# EXERCISE PROMPT
All of the data needs to be repeated exactly.

.....

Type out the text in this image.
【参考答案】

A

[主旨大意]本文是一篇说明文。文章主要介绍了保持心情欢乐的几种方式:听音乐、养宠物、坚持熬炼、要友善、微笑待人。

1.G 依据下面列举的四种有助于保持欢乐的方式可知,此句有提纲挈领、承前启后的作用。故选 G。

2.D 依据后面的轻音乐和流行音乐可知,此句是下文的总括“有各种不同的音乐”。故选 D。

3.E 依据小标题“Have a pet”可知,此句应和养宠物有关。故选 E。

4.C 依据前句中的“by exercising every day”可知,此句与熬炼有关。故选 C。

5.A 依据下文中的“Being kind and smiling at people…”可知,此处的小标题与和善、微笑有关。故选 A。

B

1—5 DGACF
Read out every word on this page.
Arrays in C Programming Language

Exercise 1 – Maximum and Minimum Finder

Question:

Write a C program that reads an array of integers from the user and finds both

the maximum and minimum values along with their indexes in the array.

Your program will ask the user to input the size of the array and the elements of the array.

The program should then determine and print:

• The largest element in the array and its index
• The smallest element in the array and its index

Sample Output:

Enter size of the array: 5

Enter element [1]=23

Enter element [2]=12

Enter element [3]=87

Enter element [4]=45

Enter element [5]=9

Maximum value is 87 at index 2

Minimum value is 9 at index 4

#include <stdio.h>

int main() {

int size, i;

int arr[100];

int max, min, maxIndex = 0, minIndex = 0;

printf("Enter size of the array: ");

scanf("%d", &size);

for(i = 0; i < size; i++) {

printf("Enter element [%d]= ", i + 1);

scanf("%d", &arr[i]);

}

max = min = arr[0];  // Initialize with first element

.....

# ANSWER TO THIS TASK
Type out the text in this image.
【参考答案】

A

[主旨大意]本文是一篇说明文。文章主要介绍了保持心情欢乐的几种方式:听音乐、养宠物、坚持熬炼、要友善、微笑待人。

1.G 依据下面列举的四种有助于保持欢乐的方式可知,此句有提纲挈领、承前启后的作用。故选 G。

2.D 依据后面的轻音乐和流行音乐可知,此句是下文的总括“有各种不同的音乐”。故选 D。

3.E 依据小标题“Have a pet”可知,此句应和养宠物有关。故选 E。

4.C 依据前句中的“by exercising every day”可知,此句与熬炼有关。故选 C。

5.A 依据下文中的“Being kind and smiling at people…”可知,此处的小标题与和善、微笑有关。故选 A。

B

1—5 DGACF
Read out every word on this page.
Arrays in C Programming Language

Exercise 1 – Maximum and Minimum Finder

Question:

Write a C program that reads an array of integers from the user and finds both

the maximum and minimum values along with their indexes in the array.

Your program will ask the user to input the size of the array and the elements of the array.

The program should then determine and print:

• The largest element in the array and its index
• The smallest element in the array and its index

Sample Output:

Enter size of the array: 5

Enter element [1]=23

Enter element [2]=12

Enter element [3]=87

Enter element [4]=45

Enter element [5]=9

Maximum value is 87 at index 2

Minimum value is 9 at index 4

#include <stdio.h>

int main() {

int size, i;

int arr[100];

int max, min, maxIndex = 0, minIndex = 0;

printf("Enter size of the array: ");

scanf("%d", &size);

for(i = 0; i < size; i++) {

printf("Enter element [%d]= ", i + 1);

scanf("%d", &arr[i]);

}

max = min = arr[0];  // Initialize with first element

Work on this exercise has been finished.